* [EXERCISE DIRECTIONS] You are to retype all of the data exactly as it appears.
#####
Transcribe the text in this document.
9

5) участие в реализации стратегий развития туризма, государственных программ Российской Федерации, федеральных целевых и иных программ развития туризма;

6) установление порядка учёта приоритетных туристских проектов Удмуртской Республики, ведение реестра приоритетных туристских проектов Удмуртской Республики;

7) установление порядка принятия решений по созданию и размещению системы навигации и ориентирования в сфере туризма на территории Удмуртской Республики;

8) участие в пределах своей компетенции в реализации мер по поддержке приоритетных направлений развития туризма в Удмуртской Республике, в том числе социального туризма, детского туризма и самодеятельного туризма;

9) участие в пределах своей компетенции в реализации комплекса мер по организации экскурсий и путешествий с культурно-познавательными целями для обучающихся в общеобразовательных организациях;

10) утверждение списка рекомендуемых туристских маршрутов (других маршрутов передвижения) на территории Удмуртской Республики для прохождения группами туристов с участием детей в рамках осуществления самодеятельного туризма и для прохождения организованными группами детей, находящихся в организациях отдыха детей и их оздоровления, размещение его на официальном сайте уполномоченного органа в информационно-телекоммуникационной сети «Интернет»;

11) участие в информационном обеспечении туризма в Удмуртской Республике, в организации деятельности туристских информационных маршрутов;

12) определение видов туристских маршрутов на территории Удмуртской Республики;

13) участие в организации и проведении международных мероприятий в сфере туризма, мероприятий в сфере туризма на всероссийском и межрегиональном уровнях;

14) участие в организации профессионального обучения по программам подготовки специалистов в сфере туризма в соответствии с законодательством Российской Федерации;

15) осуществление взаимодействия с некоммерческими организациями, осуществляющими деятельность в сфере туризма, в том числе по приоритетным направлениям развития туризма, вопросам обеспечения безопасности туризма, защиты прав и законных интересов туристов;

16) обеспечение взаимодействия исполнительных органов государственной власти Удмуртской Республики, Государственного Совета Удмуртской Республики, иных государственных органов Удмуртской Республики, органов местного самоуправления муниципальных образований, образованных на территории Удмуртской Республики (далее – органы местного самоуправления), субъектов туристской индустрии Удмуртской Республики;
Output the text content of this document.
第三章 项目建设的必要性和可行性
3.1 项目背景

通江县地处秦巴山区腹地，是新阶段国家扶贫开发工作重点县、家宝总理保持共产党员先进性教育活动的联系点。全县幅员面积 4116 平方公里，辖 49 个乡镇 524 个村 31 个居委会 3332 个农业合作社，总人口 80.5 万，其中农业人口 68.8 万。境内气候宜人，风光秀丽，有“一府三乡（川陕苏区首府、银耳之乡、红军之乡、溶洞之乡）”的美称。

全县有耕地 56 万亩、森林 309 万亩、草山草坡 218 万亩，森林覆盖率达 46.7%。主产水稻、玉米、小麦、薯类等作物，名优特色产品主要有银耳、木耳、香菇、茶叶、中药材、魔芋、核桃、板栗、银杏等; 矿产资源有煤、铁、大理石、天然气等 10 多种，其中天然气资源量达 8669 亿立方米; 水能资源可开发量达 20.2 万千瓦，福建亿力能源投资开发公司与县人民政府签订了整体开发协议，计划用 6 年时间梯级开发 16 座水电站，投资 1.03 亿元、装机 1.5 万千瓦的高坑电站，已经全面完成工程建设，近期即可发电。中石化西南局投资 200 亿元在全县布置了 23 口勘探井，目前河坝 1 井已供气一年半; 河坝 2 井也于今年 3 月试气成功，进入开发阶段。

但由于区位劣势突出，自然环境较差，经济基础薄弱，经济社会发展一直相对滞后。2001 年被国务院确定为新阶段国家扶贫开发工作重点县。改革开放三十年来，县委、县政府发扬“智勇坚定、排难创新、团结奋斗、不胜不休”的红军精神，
#####
* [TASK SOLUTION]
Transcribe the text in this document.
9

5) участие в реализации стратегий развития туризма, государственных программ Российской Федерации, федеральных целевых и иных программ развития туризма;

6) установление порядка учёта приоритетных туристских проектов Удмуртской Республики, ведение реестра приоритетных туристских проектов Удмуртской Республики;

7) установление порядка принятия решений по созданию и размещению системы навигации и ориентирования в сфере туризма на территории Удмуртской Республики;

8) участие в пределах своей компетенции в реализации мер по поддержке приоритетных направлений развития туризма в Удмуртской Республике, в том числе социального туризма, детского туризма и самодеятельного туризма;

9) участие в пределах своей компетенции в реализации комплекса мер по организации экскурсий и путешествий с культурно-познавательными целями для обучающихся в общеобразовательных организациях;

10) утверждение списка рекомендуемых туристских маршрутов (других маршрутов передвижения) на территории Удмуртской Республики для прохождения группами туристов с участием детей в рамках осуществления самодеятельного туризма и для прохождения организованными группами детей, находящихся в организациях отдыха детей и их оздоровления, размещение его на официальном сайте уполномоченного органа в информационно-телекоммуникационной сети «Интернет»;

11) участие в информационном обеспечении туризма в Удмуртской Республике, в организации деятельности туристских информационных маршрутов;

12) определение видов туристских маршрутов на территории Удмуртской Республики;

13) участие в организации и проведении международных мероприятий в сфере туризма, мероприятий в сфере туризма на всероссийском и межрегиональном уровнях;

14) участие в организации профессионального обучения по программам подготовки специалистов в сфере туризма в соответствии с законодательством Российской Федерации;

15) осуществление взаимодействия с некоммерческими организациями, осуществляющими деятельность в сфере туризма, в том числе по приоритетным направлениям развития туризма, вопросам обеспечения безопасности туризма, защиты прав и законных интересов туристов;

16) обеспечение взаимодействия исполнительных органов государственной власти Удмуртской Республики, Государственного Совета Удмуртской Республики, иных государственных органов Удмуртской Республики, органов местного самоуправления муниципальных образований, образованных на территории Удмуртской Республики (далее – органы местного самоуправления), субъектов туристской индустрии Удмуртской Республики;
Output the text content of this document.
第三章 项目建设的必要性和可行性
3.1 项目背景

通江县地处秦巴山区腹地，是新阶段国家扶贫开发工作重点县、家宝总理保持共产党员先进性教育活动的联系点。全县幅员面积 4116 平方公里，辖 49 个乡镇 524 个村 31 个居委会 3332 个农业合作社，总人口 80.5 万，其中农业人口 68.8 万。境内气候宜人，风光秀丽，有“一府三乡（川陕苏区首府、银耳之乡、红军之乡、溶洞之乡）”的美称。

全县有耕地 56 万亩、森林 309 万亩、草山草坡 218 万亩，森林覆盖率达 46.7%。主产水稻、玉米、小麦、薯类等作物，名优特色产品主要有银耳、木耳、香菇、茶叶、中药材、魔芋、核桃、板栗、银杏等; 矿产资源有煤、铁、大理石、天然气等 10 多种，其中天然气资源量达 8669 亿立方米; 水能资源可开发量达 20.2 万千瓦，福建亿力能源投资开发公司与县人民政府签订了整体开发协议，计划用 6 年时间梯级开发 16 座水电站，投资 1.03 亿元、装机 1.5 万千瓦的高坑电站，已经全面完成工程建设，近期即可发电。中石化西南局投资 200 亿元在全县布置了 23 口勘探井，目前河坝 1 井已供气一年半; 河坝 2 井也于今年 3 月试气成功，进入开发阶段。

但由于区位劣势突出，自然环境较差，经济基础薄弱，经济社会发展一直相对滞后。2001 年被国务院确定为新阶段国家扶贫开发工作重点县。改革开放三十年来，县委、县政府发扬“智勇坚定、排难创新、团结奋斗、不胜不休”的红军精神，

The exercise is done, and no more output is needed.